• [Task brief]: Copy all the data exactly, except the pictures.

• [Provided data]:
◇ ◇ ◇ ◇ ◇

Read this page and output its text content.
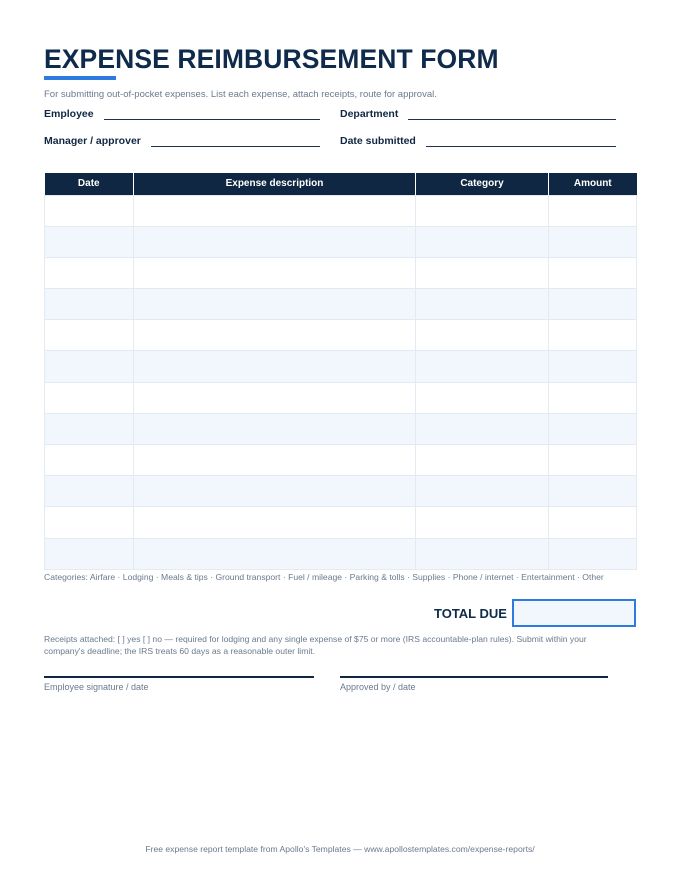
EXPENSE REIMBURSEMENT FORM
For submitting out-of-pocket expenses. List each expense, attach receipts, route for approval.
Employee	Department
Manager / approver	Date submitted
Date	Expense description	Category	Amount

Categories: Airfare · Lodging · Meals & tips · Ground transport · Fuel / mileage · Parking & tolls · Supplies · Phone / internet · Entertainment · Other
TOTAL DUE
Receipts attached: [ ] yes [ ] no — required for lodging and any single expense of $75 or more (IRS accountable-plan rules). Submit within your company's deadline; the IRS treats 60 days as a reasonable outer limit.
Employee signature / date	Approved by / date
Free expense report template from Apollo's Templates — www.apollostemplates.com/expense-reports/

◇ ◇ ◇ ◇ ◇

• [Task answer]:
Read this page and output its text content.
EXPENSE REIMBURSEMENT FORM
For submitting out-of-pocket expenses. List each expense, attach receipts, route for approval.
Employee	Department
Manager / approver	Date submitted
Date	Expense description	Category	Amount

Categories: Airfare · Lodging · Meals & tips · Ground transport · Fuel / mileage · Parking & tolls · Supplies · Phone / internet · Entertainment · Other
TOTAL DUE
Receipts attached: [ ] yes [ ] no — required for lodging and any single expense of $75 or more (IRS accountable-plan rules). Submit within your company's deadline; the IRS treats 60 days as a reasonable outer limit.
Employee signature / date	Approved by / date
Free expense report template from Apollo's Templates — www.apollostemplates.com/expense-reports/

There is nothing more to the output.